- [GIVEN REQUEST]:
Of the lines in the data below, count the ones holding the string "алюминия", and answer with that number only.

--- Begin ---

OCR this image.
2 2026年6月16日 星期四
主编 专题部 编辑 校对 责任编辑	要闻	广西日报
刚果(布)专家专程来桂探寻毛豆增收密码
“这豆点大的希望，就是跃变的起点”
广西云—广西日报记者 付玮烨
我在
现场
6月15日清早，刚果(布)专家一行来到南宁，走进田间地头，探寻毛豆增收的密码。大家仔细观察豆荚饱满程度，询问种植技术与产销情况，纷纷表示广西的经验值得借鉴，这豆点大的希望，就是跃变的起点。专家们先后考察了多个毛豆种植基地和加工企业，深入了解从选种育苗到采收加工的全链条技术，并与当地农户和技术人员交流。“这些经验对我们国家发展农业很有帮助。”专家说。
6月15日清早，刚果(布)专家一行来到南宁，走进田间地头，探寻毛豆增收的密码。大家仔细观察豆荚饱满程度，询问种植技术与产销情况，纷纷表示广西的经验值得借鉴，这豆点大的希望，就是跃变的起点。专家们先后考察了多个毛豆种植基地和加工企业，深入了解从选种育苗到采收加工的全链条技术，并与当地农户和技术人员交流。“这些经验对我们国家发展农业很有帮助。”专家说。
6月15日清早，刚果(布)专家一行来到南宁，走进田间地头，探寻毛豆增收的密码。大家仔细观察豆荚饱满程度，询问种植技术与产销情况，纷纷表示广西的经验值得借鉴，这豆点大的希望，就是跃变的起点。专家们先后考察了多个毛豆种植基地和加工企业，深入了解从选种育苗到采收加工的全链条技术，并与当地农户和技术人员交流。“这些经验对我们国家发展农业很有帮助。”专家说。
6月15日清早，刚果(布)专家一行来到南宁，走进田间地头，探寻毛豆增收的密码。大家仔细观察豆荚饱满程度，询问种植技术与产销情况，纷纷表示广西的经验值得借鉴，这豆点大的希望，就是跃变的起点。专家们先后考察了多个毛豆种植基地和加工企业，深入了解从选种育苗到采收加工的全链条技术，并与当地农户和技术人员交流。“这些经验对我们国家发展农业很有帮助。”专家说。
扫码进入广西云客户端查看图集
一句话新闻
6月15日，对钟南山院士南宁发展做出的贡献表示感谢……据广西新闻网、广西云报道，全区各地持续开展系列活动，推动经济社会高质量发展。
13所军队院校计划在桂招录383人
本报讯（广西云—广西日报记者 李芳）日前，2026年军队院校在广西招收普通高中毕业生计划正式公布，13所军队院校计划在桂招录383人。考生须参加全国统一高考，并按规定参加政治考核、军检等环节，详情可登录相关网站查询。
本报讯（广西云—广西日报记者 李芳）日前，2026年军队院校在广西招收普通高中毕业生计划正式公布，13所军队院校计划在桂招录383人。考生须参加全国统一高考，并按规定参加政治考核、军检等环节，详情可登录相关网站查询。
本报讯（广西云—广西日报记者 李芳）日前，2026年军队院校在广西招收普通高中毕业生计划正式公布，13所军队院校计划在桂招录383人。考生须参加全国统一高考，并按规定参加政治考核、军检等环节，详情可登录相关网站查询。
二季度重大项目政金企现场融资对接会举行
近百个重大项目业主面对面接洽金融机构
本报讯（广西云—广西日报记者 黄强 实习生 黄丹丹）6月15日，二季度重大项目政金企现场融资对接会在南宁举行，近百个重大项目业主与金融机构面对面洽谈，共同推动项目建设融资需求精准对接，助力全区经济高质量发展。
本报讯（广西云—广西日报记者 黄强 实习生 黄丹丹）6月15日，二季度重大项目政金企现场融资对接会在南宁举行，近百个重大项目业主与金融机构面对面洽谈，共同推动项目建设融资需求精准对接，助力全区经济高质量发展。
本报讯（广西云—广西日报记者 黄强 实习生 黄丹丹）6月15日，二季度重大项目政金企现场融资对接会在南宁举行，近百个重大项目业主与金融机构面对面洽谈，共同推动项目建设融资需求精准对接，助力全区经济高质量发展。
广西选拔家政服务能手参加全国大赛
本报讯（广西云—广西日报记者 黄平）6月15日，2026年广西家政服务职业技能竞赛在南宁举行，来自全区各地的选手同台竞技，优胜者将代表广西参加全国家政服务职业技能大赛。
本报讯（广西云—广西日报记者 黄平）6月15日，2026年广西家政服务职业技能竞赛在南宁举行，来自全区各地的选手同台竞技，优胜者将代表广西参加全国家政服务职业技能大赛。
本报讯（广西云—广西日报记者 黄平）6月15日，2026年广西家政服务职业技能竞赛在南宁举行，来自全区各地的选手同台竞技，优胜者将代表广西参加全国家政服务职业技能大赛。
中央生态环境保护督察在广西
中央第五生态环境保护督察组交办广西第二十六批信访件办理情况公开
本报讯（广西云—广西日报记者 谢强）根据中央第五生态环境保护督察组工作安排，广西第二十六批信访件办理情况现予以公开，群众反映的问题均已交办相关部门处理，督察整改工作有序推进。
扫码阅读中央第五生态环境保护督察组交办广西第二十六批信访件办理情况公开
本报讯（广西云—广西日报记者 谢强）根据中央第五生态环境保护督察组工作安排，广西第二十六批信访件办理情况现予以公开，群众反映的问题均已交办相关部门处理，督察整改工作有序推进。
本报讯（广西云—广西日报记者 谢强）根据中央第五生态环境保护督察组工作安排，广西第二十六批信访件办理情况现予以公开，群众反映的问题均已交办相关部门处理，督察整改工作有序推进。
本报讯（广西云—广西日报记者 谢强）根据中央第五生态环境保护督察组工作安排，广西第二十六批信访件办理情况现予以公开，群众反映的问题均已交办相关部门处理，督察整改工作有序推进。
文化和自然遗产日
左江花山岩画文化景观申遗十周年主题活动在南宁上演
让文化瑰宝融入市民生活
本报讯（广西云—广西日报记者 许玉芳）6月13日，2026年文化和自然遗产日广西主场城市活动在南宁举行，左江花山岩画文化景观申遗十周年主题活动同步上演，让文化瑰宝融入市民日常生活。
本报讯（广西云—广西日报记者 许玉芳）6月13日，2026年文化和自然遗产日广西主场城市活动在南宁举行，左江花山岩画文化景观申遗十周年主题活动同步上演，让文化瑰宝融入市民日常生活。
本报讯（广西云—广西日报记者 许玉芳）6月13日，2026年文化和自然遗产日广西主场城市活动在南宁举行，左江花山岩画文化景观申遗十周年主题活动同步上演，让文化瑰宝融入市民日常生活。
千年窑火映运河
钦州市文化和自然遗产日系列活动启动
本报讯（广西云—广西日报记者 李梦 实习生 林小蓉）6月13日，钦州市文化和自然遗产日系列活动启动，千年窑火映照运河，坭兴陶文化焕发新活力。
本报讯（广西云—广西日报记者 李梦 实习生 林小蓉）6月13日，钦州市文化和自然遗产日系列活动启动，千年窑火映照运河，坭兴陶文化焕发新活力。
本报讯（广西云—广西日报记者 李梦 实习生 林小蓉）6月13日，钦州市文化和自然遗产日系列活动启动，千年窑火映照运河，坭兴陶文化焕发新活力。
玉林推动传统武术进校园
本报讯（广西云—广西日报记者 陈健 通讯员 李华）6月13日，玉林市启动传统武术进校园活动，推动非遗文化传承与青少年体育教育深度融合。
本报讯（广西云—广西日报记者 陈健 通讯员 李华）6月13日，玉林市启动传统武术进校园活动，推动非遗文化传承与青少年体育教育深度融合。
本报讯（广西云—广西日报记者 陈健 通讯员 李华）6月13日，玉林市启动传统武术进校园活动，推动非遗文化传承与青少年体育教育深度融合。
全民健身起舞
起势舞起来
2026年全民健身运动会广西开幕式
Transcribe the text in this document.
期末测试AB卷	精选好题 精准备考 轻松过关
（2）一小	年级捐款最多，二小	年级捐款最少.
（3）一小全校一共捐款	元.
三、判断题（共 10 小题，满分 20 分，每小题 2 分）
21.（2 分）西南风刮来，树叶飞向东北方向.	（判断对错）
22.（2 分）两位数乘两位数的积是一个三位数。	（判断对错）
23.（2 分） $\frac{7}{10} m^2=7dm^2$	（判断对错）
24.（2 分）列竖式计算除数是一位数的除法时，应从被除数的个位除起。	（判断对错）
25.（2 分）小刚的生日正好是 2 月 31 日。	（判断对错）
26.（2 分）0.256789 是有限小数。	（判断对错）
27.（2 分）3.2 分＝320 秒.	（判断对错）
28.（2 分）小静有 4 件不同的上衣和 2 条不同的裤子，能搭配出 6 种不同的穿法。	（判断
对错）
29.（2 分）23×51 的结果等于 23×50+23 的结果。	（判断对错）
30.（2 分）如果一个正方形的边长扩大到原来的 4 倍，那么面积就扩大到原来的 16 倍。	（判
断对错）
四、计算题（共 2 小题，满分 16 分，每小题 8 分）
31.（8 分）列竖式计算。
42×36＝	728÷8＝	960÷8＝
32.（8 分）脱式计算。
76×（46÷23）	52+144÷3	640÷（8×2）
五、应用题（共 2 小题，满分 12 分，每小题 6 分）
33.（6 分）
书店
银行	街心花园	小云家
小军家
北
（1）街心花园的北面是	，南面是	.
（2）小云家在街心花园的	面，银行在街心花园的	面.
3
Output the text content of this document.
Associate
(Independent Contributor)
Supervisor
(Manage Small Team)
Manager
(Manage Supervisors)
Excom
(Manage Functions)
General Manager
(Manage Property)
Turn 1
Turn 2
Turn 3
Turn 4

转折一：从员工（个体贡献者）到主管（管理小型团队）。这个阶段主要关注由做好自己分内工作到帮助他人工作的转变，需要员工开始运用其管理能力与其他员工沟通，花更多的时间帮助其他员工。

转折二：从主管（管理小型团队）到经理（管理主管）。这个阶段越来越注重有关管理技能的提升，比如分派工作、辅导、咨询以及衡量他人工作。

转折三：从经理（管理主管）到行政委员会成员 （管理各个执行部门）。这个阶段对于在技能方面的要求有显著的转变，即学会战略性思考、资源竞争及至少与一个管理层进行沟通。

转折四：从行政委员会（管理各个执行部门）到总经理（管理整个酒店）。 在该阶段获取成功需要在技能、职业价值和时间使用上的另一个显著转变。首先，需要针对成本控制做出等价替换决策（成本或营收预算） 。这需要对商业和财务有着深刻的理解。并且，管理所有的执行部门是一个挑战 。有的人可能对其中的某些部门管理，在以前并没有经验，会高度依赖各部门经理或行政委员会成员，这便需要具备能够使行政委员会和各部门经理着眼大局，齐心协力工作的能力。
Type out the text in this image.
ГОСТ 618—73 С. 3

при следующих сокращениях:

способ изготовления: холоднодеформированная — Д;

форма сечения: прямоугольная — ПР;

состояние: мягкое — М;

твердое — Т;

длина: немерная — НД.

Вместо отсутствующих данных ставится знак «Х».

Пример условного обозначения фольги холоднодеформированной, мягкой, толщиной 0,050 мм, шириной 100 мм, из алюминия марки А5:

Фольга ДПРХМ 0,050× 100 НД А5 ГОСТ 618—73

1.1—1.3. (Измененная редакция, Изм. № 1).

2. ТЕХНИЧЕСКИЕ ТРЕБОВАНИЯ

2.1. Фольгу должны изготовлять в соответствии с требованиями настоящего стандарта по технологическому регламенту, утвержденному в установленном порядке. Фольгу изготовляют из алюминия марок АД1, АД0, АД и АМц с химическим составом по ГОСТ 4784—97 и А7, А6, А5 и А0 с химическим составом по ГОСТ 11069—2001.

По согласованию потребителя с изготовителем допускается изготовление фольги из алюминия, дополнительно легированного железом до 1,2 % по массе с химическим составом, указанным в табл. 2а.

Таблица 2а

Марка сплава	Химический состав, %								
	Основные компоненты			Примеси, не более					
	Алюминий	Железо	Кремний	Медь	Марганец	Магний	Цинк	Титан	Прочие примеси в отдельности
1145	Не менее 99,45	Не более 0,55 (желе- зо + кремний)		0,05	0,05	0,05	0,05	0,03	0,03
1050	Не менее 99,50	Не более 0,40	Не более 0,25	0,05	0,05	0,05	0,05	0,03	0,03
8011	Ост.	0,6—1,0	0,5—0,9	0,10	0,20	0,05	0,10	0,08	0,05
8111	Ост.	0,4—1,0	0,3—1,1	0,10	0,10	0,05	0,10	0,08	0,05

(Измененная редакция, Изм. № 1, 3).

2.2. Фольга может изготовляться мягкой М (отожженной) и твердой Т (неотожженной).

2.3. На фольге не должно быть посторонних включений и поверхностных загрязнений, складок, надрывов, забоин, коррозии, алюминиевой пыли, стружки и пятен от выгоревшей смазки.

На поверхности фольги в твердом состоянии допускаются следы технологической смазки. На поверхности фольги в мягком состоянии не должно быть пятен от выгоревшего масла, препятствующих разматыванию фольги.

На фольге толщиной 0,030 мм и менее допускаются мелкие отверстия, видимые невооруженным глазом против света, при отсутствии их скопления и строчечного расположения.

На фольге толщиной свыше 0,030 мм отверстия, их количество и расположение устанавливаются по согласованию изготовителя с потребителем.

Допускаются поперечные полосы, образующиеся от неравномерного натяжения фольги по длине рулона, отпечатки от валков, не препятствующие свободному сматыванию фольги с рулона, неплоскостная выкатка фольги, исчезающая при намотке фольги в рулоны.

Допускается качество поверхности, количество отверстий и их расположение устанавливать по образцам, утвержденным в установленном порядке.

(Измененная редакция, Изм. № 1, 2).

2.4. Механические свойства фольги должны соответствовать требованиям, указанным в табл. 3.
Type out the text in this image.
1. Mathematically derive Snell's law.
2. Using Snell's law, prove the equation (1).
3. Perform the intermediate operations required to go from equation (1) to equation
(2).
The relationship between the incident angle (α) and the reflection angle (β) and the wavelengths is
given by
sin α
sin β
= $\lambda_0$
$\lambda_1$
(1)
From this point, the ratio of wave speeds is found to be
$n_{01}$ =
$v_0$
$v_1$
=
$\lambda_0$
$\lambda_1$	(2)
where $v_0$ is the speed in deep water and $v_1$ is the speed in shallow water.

--- End ---

- [ANSWER TO THE PROBLEM]:
3